#### RECORDS TO PROCESS ####
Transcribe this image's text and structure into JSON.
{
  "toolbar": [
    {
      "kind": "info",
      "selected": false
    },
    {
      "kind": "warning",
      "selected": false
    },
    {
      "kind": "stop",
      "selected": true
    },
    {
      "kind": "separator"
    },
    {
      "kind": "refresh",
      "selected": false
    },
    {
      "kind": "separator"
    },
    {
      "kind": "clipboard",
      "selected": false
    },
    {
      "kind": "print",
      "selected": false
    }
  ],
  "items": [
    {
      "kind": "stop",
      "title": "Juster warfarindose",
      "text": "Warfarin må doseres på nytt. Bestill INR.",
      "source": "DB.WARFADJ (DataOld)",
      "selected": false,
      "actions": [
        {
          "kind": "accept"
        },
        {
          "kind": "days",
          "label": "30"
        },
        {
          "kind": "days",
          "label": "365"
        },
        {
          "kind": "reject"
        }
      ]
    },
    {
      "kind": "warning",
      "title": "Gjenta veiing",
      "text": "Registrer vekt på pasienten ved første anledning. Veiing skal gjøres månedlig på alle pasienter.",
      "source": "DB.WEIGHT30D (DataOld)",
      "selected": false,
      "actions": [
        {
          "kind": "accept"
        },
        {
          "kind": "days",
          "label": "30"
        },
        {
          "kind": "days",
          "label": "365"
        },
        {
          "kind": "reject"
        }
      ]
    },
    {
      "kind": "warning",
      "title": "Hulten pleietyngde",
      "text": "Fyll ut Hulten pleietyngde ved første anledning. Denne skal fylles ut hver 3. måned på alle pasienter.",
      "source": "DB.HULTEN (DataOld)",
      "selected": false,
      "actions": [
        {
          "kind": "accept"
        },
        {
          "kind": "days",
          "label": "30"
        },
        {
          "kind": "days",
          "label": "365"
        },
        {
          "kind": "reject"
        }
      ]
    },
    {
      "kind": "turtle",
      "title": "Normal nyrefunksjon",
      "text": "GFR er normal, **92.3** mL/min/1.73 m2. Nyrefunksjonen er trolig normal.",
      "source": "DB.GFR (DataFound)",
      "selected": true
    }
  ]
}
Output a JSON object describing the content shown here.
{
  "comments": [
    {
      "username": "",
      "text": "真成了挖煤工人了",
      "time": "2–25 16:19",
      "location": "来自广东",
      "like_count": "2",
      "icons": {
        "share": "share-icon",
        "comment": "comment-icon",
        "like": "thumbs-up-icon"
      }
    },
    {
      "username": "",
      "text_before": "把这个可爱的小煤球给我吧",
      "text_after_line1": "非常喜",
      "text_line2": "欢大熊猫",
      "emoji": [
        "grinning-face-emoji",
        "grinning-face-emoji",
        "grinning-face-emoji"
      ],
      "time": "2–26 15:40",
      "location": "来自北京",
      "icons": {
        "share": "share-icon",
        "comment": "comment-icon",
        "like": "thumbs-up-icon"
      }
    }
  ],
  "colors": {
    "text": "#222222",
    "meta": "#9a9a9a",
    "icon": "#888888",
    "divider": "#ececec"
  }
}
####
▶ [DIRECTION]
Reproduce nothing but the lines from the line containing "Output a JSON" to the last line of the data, each exactly as written.

▶ [SOLUTION TO THIS PROBLEM]
Output a JSON object describing the content shown here.
{
  "comments": [
    {
      "username": "",
      "text": "真成了挖煤工人了",
      "time": "2–25 16:19",
      "location": "来自广东",
      "like_count": "2",
      "icons": {
        "share": "share-icon",
        "comment": "comment-icon",
        "like": "thumbs-up-icon"
      }
    },
    {
      "username": "",
      "text_before": "把这个可爱的小煤球给我吧",
      "text_after_line1": "非常喜",
      "text_line2": "欢大熊猫",
      "emoji": [
        "grinning-face-emoji",
        "grinning-face-emoji",
        "grinning-face-emoji"
      ],
      "time": "2–26 15:40",
      "location": "来自北京",
      "icons": {
        "share": "share-icon",
        "comment": "comment-icon",
        "like": "thumbs-up-icon"
      }
    }
  ],
  "colors": {
    "text": "#222222",
    "meta": "#9a9a9a",
    "icon": "#888888",
    "divider": "#ececec"
  }
}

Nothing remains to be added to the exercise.